GIVEN TASK => Repeat each entry in full, exactly.

EXTRACTED MATERIAL =>

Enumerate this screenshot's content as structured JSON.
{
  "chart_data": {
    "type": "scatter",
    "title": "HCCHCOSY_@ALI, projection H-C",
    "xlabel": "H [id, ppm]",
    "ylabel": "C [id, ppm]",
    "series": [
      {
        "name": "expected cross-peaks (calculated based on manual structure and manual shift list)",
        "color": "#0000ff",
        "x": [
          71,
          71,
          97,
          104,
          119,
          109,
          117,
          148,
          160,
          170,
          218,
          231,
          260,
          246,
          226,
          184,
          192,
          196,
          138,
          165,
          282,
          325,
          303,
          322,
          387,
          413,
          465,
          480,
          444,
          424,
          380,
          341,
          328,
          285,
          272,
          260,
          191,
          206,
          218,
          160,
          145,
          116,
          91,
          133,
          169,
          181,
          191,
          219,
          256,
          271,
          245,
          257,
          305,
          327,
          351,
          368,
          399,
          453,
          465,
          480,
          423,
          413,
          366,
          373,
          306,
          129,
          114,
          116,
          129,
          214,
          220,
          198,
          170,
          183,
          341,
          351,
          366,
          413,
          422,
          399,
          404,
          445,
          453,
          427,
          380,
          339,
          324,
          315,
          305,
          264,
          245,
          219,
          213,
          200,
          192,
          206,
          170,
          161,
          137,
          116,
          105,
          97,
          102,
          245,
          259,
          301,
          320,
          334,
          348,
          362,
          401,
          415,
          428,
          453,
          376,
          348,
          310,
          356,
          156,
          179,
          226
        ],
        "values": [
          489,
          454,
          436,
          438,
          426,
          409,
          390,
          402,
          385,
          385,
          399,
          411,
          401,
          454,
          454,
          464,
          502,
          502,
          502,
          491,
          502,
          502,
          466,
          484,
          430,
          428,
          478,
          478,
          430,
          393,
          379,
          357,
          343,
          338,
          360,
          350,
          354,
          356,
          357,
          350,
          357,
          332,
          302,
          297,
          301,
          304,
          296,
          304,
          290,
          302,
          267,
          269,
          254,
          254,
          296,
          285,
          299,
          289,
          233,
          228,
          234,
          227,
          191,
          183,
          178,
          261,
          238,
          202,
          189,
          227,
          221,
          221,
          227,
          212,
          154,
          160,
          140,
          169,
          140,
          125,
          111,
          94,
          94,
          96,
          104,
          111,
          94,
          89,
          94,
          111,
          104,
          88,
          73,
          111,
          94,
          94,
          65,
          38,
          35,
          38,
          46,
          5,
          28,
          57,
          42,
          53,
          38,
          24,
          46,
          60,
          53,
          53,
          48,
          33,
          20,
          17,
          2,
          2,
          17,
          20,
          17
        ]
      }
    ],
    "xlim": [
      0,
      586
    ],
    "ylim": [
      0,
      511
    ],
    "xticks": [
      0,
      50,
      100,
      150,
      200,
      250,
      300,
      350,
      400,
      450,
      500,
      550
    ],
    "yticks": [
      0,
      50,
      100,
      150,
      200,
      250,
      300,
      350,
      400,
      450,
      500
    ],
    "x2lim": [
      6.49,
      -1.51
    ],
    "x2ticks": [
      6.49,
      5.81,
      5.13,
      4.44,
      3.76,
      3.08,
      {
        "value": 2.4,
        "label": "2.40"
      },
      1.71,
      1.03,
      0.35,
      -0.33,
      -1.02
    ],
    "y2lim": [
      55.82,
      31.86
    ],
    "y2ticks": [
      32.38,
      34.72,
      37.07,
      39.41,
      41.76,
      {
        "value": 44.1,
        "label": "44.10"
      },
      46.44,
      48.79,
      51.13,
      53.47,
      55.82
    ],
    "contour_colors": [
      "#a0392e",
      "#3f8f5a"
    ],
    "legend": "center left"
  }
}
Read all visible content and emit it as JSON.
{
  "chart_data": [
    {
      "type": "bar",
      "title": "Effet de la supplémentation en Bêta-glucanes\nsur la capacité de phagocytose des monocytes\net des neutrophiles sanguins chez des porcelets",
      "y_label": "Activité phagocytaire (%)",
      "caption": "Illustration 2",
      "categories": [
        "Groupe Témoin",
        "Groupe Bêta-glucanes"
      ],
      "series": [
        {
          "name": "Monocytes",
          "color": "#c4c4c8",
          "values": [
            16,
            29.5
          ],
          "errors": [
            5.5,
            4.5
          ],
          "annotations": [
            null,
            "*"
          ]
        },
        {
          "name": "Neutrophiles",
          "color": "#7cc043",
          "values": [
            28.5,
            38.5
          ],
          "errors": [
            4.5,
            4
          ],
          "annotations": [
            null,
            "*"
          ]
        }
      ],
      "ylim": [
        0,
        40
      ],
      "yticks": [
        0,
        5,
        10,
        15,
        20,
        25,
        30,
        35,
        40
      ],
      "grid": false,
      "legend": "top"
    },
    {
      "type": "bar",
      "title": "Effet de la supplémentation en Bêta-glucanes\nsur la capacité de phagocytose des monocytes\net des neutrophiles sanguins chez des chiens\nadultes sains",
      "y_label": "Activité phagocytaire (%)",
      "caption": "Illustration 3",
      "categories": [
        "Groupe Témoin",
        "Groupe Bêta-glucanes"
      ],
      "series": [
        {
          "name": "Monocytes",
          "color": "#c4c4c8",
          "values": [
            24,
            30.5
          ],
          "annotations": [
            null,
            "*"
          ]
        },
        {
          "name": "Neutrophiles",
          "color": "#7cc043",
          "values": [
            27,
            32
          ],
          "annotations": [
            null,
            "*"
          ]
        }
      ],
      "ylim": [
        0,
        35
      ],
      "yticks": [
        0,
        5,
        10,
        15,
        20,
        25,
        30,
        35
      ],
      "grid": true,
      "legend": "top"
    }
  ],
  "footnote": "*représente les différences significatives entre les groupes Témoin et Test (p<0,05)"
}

ANSWER TO THE PROBLEM =>
Enumerate this screenshot's content as structured JSON.
{
  "chart_data": {
    "type": "scatter",
    "title": "HCCHCOSY_@ALI, projection H-C",
    "xlabel": "H [id, ppm]",
    "ylabel": "C [id, ppm]",
    "series": [
      {
        "name": "expected cross-peaks (calculated based on manual structure and manual shift list)",
        "color": "#0000ff",
        "x": [
          71,
          71,
          97,
          104,
          119,
          109,
          117,
          148,
          160,
          170,
          218,
          231,
          260,
          246,
          226,
          184,
          192,
          196,
          138,
          165,
          282,
          325,
          303,
          322,
          387,
          413,
          465,
          480,
          444,
          424,
          380,
          341,
          328,
          285,
          272,
          260,
          191,
          206,
          218,
          160,
          145,
          116,
          91,
          133,
          169,
          181,
          191,
          219,
          256,
          271,
          245,
          257,
          305,
          327,
          351,
          368,
          399,
          453,
          465,
          480,
          423,
          413,
          366,
          373,
          306,
          129,
          114,
          116,
          129,
          214,
          220,
          198,
          170,
          183,
          341,
          351,
          366,
          413,
          422,
          399,
          404,
          445,
          453,
          427,
          380,
          339,
          324,
          315,
          305,
          264,
          245,
          219,
          213,
          200,
          192,
          206,
          170,
          161,
          137,
          116,
          105,
          97,
          102,
          245,
          259,
          301,
          320,
          334,
          348,
          362,
          401,
          415,
          428,
          453,
          376,
          348,
          310,
          356,
          156,
          179,
          226
        ],
        "values": [
          489,
          454,
          436,
          438,
          426,
          409,
          390,
          402,
          385,
          385,
          399,
          411,
          401,
          454,
          454,
          464,
          502,
          502,
          502,
          491,
          502,
          502,
          466,
          484,
          430,
          428,
          478,
          478,
          430,
          393,
          379,
          357,
          343,
          338,
          360,
          350,
          354,
          356,
          357,
          350,
          357,
          332,
          302,
          297,
          301,
          304,
          296,
          304,
          290,
          302,
          267,
          269,
          254,
          254,
          296,
          285,
          299,
          289,
          233,
          228,
          234,
          227,
          191,
          183,
          178,
          261,
          238,
          202,
          189,
          227,
          221,
          221,
          227,
          212,
          154,
          160,
          140,
          169,
          140,
          125,
          111,
          94,
          94,
          96,
          104,
          111,
          94,
          89,
          94,
          111,
          104,
          88,
          73,
          111,
          94,
          94,
          65,
          38,
          35,
          38,
          46,
          5,
          28,
          57,
          42,
          53,
          38,
          24,
          46,
          60,
          53,
          53,
          48,
          33,
          20,
          17,
          2,
          2,
          17,
          20,
          17
        ]
      }
    ],
    "xlim": [
      0,
      586
    ],
    "ylim": [
      0,
      511
    ],
    "xticks": [
      0,
      50,
      100,
      150,
      200,
      250,
      300,
      350,
      400,
      450,
      500,
      550
    ],
    "yticks": [
      0,
      50,
      100,
      150,
      200,
      250,
      300,
      350,
      400,
      450,
      500
    ],
    "x2lim": [
      6.49,
      -1.51
    ],
    "x2ticks": [
      6.49,
      5.81,
      5.13,
      4.44,
      3.76,
      3.08,
      {
        "value": 2.4,
        "label": "2.40"
      },
      1.71,
      1.03,
      0.35,
      -0.33,
      -1.02
    ],
    "y2lim": [
      55.82,
      31.86
    ],
    "y2ticks": [
      32.38,
      34.72,
      37.07,
      39.41,
      41.76,
      {
        "value": 44.1,
        "label": "44.10"
      },
      46.44,
      48.79,
      51.13,
      53.47,
      55.82
    ],
    "contour_colors": [
      "#a0392e",
      "#3f8f5a"
    ],
    "legend": "center left"
  }
}
Read all visible content and emit it as JSON.
{
  "chart_data": [
    {
      "type": "bar",
      "title": "Effet de la supplémentation en Bêta-glucanes\nsur la capacité de phagocytose des monocytes\net des neutrophiles sanguins chez des porcelets",
      "y_label": "Activité phagocytaire (%)",
      "caption": "Illustration 2",
      "categories": [
        "Groupe Témoin",
        "Groupe Bêta-glucanes"
      ],
      "series": [
        {
          "name": "Monocytes",
          "color": "#c4c4c8",
          "values": [
            16,
            29.5
          ],
          "errors": [
            5.5,
            4.5
          ],
          "annotations": [
            null,
            "*"
          ]
        },
        {
          "name": "Neutrophiles",
          "color": "#7cc043",
          "values": [
            28.5,
            38.5
          ],
          "errors": [
            4.5,
            4
          ],
          "annotations": [
            null,
            "*"
          ]
        }
      ],
      "ylim": [
        0,
        40
      ],
      "yticks": [
        0,
        5,
        10,
        15,
        20,
        25,
        30,
        35,
        40
      ],
      "grid": false,
      "legend": "top"
    },
    {
      "type": "bar",
      "title": "Effet de la supplémentation en Bêta-glucanes\nsur la capacité de phagocytose des monocytes\net des neutrophiles sanguins chez des chiens\nadultes sains",
      "y_label": "Activité phagocytaire (%)",
      "caption": "Illustration 3",
      "categories": [
        "Groupe Témoin",
        "Groupe Bêta-glucanes"
      ],
      "series": [
        {
          "name": "Monocytes",
          "color": "#c4c4c8",
          "values": [
            24,
            30.5
          ],
          "annotations": [
            null,
            "*"
          ]
        },
        {
          "name": "Neutrophiles",
          "color": "#7cc043",
          "values": [
            27,
            32
          ],
          "annotations": [
            null,
            "*"
          ]
        }
      ],
      "ylim": [
        0,
        35
      ],
      "yticks": [
        0,
        5,
        10,
        15,
        20,
        25,
        30,
        35
      ],
      "grid": true,
      "legend": "top"
    }
  ],
  "footnote": "*représente les différences significatives entre les groupes Témoin et Test (p<0,05)"
}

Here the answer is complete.